Work to complete: From the line with "What's the underlying" down to the final line of the material below, quote every line exactly and leave out all lines before it.

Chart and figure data

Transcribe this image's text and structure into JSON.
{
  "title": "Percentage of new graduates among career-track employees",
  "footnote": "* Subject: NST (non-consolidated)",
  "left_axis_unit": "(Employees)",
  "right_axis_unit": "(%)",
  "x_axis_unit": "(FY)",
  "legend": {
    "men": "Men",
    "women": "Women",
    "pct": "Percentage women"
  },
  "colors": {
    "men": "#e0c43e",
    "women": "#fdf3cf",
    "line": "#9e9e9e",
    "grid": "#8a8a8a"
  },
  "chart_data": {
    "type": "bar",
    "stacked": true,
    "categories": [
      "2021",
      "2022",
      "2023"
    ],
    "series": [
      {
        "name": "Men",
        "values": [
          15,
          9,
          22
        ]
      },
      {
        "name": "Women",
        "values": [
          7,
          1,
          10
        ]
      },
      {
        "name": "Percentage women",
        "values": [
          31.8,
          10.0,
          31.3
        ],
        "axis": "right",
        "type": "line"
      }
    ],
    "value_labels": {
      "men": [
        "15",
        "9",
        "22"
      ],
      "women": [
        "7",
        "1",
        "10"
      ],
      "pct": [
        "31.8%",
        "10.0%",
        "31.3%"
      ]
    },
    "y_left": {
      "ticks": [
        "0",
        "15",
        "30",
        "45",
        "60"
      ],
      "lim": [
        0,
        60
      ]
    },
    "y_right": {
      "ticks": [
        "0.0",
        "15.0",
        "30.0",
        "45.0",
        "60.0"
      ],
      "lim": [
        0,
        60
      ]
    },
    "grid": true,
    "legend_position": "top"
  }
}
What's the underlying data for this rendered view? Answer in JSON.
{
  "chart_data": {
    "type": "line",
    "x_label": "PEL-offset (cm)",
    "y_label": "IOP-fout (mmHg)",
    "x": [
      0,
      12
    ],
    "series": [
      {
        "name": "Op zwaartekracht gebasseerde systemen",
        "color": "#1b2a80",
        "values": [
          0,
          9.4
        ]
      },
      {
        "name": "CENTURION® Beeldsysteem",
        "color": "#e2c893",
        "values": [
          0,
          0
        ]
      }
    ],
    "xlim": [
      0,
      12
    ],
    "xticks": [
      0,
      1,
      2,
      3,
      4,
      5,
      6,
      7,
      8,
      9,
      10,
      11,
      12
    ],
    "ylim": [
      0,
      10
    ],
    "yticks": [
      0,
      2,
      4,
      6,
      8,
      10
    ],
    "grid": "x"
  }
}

Completed exercise:
What's the underlying data for this rendered view? Answer in JSON.
{
  "chart_data": {
    "type": "line",
    "x_label": "PEL-offset (cm)",
    "y_label": "IOP-fout (mmHg)",
    "x": [
      0,
      12
    ],
    "series": [
      {
        "name": "Op zwaartekracht gebasseerde systemen",
        "color": "#1b2a80",
        "values": [
          0,
          9.4
        ]
      },
      {
        "name": "CENTURION® Beeldsysteem",
        "color": "#e2c893",
        "values": [
          0,
          0
        ]
      }
    ],
    "xlim": [
      0,
      12
    ],
    "xticks": [
      0,
      1,
      2,
      3,
      4,
      5,
      6,
      7,
      8,
      9,
      10,
      11,
      12
    ],
    "ylim": [
      0,
      10
    ],
    "yticks": [
      0,
      2,
      4,
      6,
      8,
      10
    ],
    "grid": "x"
  }
}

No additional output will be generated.